◆ **Raw records**:
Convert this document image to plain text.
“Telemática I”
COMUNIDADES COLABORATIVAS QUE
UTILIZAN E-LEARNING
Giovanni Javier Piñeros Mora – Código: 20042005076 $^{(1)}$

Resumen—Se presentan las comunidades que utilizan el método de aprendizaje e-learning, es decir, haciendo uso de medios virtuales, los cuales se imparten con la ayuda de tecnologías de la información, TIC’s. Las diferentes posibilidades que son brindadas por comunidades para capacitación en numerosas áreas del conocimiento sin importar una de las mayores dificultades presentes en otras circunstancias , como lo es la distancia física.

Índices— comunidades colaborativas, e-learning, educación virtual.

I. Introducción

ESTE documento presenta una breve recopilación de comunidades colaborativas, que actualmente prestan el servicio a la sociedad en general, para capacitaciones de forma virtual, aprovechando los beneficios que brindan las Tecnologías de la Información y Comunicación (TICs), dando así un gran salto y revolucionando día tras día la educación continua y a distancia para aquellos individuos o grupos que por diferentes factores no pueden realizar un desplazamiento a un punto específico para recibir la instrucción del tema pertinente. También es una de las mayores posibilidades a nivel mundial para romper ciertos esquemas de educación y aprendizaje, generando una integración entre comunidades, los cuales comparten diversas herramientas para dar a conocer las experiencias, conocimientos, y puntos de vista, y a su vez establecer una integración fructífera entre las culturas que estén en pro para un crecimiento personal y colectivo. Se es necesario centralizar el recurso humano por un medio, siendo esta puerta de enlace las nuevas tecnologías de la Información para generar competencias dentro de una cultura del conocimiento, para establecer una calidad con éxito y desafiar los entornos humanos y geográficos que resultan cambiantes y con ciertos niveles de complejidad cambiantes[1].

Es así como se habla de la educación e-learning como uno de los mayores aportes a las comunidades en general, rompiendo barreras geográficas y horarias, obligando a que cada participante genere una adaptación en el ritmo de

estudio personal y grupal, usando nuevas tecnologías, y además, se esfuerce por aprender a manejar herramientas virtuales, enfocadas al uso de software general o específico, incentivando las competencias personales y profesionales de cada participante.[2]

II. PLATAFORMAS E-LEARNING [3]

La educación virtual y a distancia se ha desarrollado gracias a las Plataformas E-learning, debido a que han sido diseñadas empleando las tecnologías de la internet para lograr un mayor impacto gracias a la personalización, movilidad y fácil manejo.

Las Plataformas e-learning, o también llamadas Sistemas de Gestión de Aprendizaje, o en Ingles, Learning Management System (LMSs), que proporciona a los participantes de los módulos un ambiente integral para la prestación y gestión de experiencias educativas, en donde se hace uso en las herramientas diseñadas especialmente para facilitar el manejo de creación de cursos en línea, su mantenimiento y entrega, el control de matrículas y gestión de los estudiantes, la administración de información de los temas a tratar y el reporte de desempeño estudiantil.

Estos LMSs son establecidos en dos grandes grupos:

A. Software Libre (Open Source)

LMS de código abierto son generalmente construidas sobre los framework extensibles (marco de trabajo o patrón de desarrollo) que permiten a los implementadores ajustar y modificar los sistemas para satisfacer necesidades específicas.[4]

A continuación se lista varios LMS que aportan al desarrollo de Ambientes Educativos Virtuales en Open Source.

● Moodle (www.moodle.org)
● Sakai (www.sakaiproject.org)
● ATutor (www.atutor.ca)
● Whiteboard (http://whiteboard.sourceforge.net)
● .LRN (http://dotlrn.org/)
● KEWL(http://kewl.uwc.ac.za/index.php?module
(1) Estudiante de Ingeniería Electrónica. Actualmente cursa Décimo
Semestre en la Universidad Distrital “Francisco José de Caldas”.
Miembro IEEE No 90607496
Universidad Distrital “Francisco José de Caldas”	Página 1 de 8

◆ **BRIEF**: Above are some records. Count the lines among them with the word "diseñadas", and answer with the number only.

◆ **RESULT BELOW**: 2